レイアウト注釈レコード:
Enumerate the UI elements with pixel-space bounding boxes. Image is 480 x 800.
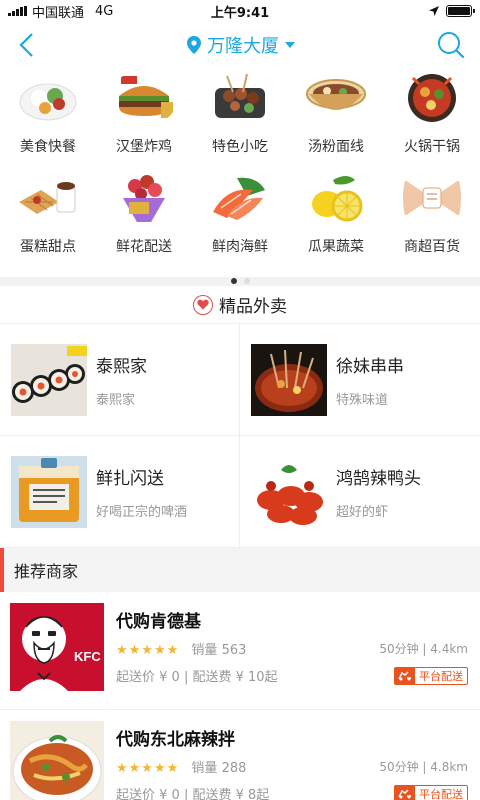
time-distance: 50分钟 | 4.4km (379, 642, 468, 656)
category-item[interactable]: 火锅干锅 (384, 72, 480, 172)
premium-desc: 特殊味道 (336, 392, 389, 408)
premium-item[interactable]: 鲜扎闪送 好喝正宗的啤酒 (0, 436, 240, 548)
fee-info: 起送价 ¥ 0 | 配送费 ¥ 8起 (116, 788, 270, 800)
chevron-left-icon (19, 33, 33, 57)
sushi-thumbnail (11, 343, 87, 416)
battery-icon (446, 5, 475, 17)
category-item[interactable]: 汉堡炸鸡 (96, 72, 192, 172)
search-button[interactable] (436, 30, 466, 60)
star-rating: ★★★★★ (116, 761, 180, 776)
delivery-icon (395, 667, 415, 684)
fee-info: 起送价 ¥ 0 | 配送费 ¥ 10起 (116, 670, 278, 685)
location-arrow-icon (429, 6, 439, 16)
premium-item[interactable]: 徐妹串串 特殊味道 (240, 324, 480, 436)
shop-name: 代购肯德基 (116, 612, 201, 632)
platform-delivery-badge: 平台配送 (394, 666, 468, 685)
star-rating: ★★★★★ (116, 643, 180, 658)
shop-card[interactable]: 代购东北麻辣拌 ★★★★★ 销量 288 50分钟 | 4.8km 起送价 ¥ … (0, 710, 480, 800)
category-label: 鲜肉海鲜 (212, 239, 268, 255)
category-item[interactable]: 瓜果蔬菜 (288, 172, 384, 272)
category-item[interactable]: 鲜花配送 (96, 172, 192, 272)
recommended-title: 推荐商家 (14, 562, 79, 581)
carrier-name: 中国联通 (32, 5, 85, 21)
location-selector[interactable]: 万隆大厦 (187, 32, 295, 58)
skewer-pot-icon (207, 72, 273, 124)
kfc-logo-text: KFC (74, 649, 101, 664)
time-distance: 50分钟 | 4.8km (379, 760, 468, 774)
sales-count: 288 (221, 761, 247, 776)
category-item[interactable]: 鲜肉海鲜 (192, 172, 288, 272)
category-label: 商超百货 (404, 239, 460, 255)
divider (0, 278, 480, 286)
top-nav: 万隆大厦 (0, 22, 480, 68)
noodle-bowl-icon (303, 72, 369, 124)
category-item[interactable]: 汤粉面线 (288, 72, 384, 172)
premium-name: 徐妹串串 (336, 356, 404, 377)
sales-label: 销量 (191, 761, 218, 776)
delivery-icon (395, 785, 415, 800)
back-button[interactable] (18, 31, 46, 59)
kfc-logo: KFC (10, 603, 104, 691)
premium-name: 泰熙家 (96, 356, 147, 377)
waffle-icon (15, 172, 81, 224)
premium-desc: 泰熙家 (96, 392, 136, 408)
shop-card[interactable]: KFC 代购肯德基 ★★★★★ 销量 563 50分钟 | 4.4km 起送价 … (0, 592, 480, 710)
salmon-icon (207, 172, 273, 224)
category-label: 蛋糕甜点 (20, 239, 76, 255)
category-item[interactable]: 特色小吃 (192, 72, 288, 172)
premium-desc: 超好的虾 (336, 504, 389, 520)
premium-item[interactable]: 鸿鹄辣鸭头 超好的虾 (240, 436, 480, 548)
signal-icon (8, 6, 27, 16)
category-label: 鲜花配送 (116, 239, 172, 255)
beer-thumbnail (11, 455, 87, 528)
sales-count: 563 (221, 643, 247, 658)
carousel-dot[interactable] (230, 278, 237, 284)
platform-delivery-badge: 平台配送 (394, 784, 468, 800)
status-bar: 中国联通 4G 上午9:41 (0, 0, 480, 22)
category-label: 美食快餐 (20, 139, 76, 155)
badge-label: 平台配送 (419, 669, 463, 683)
badge-label: 平台配送 (419, 787, 463, 800)
carousel-dot[interactable] (243, 278, 250, 284)
premium-desc: 好喝正宗的啤酒 (96, 504, 188, 520)
premium-section-header: 精品外卖 (0, 286, 480, 324)
category-label: 火锅干锅 (404, 139, 460, 155)
hotpot-icon (399, 72, 465, 124)
caret-down-icon (285, 42, 295, 48)
category-item[interactable]: 商超百货 (384, 172, 480, 272)
rice-bowl-icon (15, 72, 81, 124)
category-grid: 美食快餐 汉堡炸鸡 特色小吃 汤粉面线 火锅干锅 蛋糕甜点 鲜花配送 鲜肉海鲜 … (0, 68, 480, 284)
category-label: 特色小吃 (212, 139, 268, 155)
heart-icon (193, 294, 213, 315)
category-label: 瓜果蔬菜 (308, 239, 364, 255)
skewer-hotpot-thumbnail (251, 343, 327, 416)
premium-name: 鸿鹄辣鸭头 (336, 468, 421, 489)
shop-name: 代购东北麻辣拌 (116, 730, 235, 750)
lemon-icon (303, 172, 369, 224)
network-type: 4G (95, 3, 114, 19)
search-icon (438, 32, 465, 59)
map-pin-icon (187, 36, 201, 54)
category-item[interactable]: 美食快餐 (0, 72, 96, 172)
flower-bouquet-icon (111, 172, 177, 224)
recommended-section-header: 推荐商家 (0, 548, 480, 592)
premium-grid: 泰熙家 泰熙家 徐妹串串 特殊味道 鲜扎闪送 好喝正宗的啤酒 鸿鹄辣鸭头 超好的… (0, 324, 480, 548)
burger-icon (111, 72, 177, 124)
gift-bow-icon (399, 172, 465, 224)
premium-name: 鲜扎闪送 (96, 468, 164, 489)
crayfish-thumbnail (251, 455, 327, 528)
premium-title: 精品外卖 (219, 297, 287, 317)
category-item[interactable]: 蛋糕甜点 (0, 172, 96, 272)
premium-item[interactable]: 泰熙家 泰熙家 (0, 324, 240, 436)
location-name: 万隆大厦 (207, 36, 279, 57)
mala-dish-thumbnail (10, 721, 104, 800)
sales-label: 销量 (191, 643, 218, 658)
category-label: 汤粉面线 (308, 139, 364, 155)
category-label: 汉堡炸鸡 (116, 139, 172, 155)
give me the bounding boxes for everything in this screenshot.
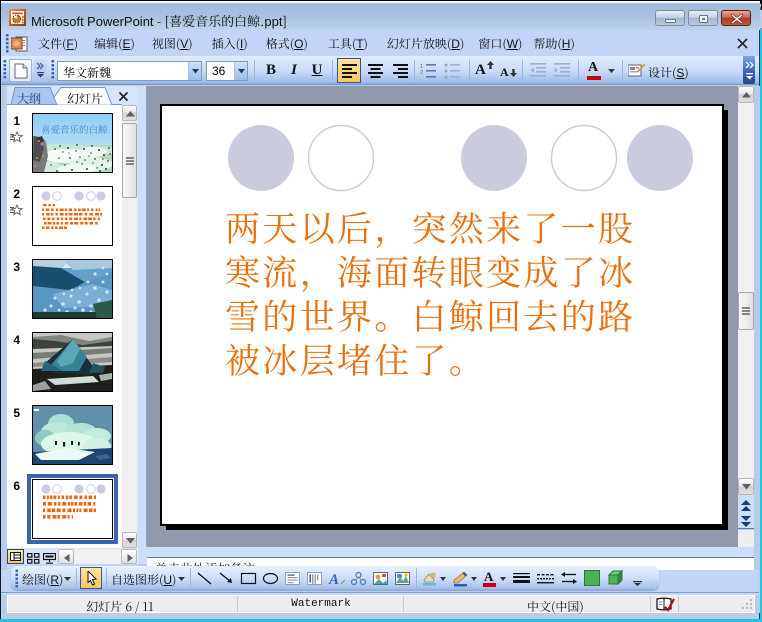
svg-text:喜爱音乐的白鲸: 喜爱音乐的白鲸 bbox=[41, 122, 108, 136]
svg-text:A: A bbox=[328, 572, 339, 587]
svg-text:2: 2 bbox=[420, 70, 423, 76]
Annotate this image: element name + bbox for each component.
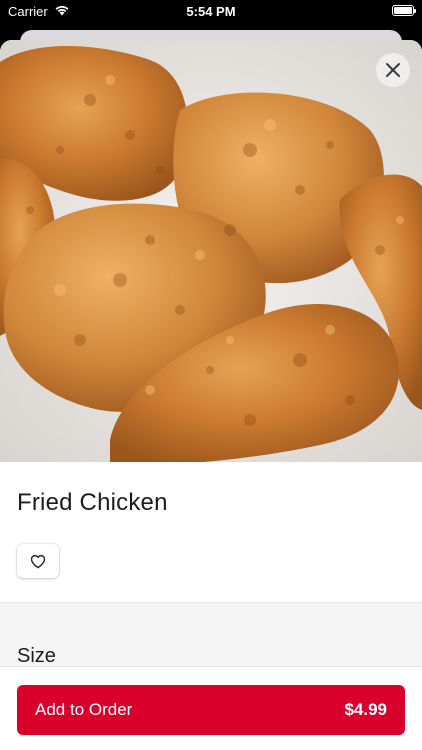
product-image	[0, 40, 422, 462]
screen: Carrier 5:54 PM Fried Chicken Size Add t…	[0, 0, 422, 750]
status-time: 5:54 PM	[186, 4, 236, 19]
close-button[interactable]	[376, 53, 410, 87]
product-sheet: Fried Chicken Size Add to Order $4.99	[0, 40, 422, 750]
fried-chicken-illustration	[0, 40, 422, 462]
size-section-title: Size	[17, 645, 56, 667]
add-to-order-label: Add to Order	[35, 700, 133, 719]
favorite-button[interactable]	[17, 544, 59, 578]
close-icon	[386, 63, 400, 77]
order-price: $4.99	[344, 700, 387, 719]
heart-outline-icon	[30, 554, 46, 568]
battery-icon	[392, 5, 416, 16]
bottom-action-bar: Add to Order $4.99	[0, 666, 422, 750]
status-bar: Carrier 5:54 PM	[0, 0, 422, 24]
add-to-order-button[interactable]: Add to Order $4.99	[17, 685, 405, 735]
product-title: Fried Chicken	[17, 489, 168, 516]
section-divider	[0, 602, 422, 669]
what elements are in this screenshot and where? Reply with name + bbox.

--- 演習の目的 ---
レコードの中から文字列「location」を含む行をすべて特定し、それらの行を書き写しなさい。

--- 演習の解答 ---
location-arrow-icon (429, 6, 439, 16)
location-selector[interactable]: 万隆大厦 (187, 32, 295, 58)
location-name: 万隆大厦 (207, 36, 279, 57)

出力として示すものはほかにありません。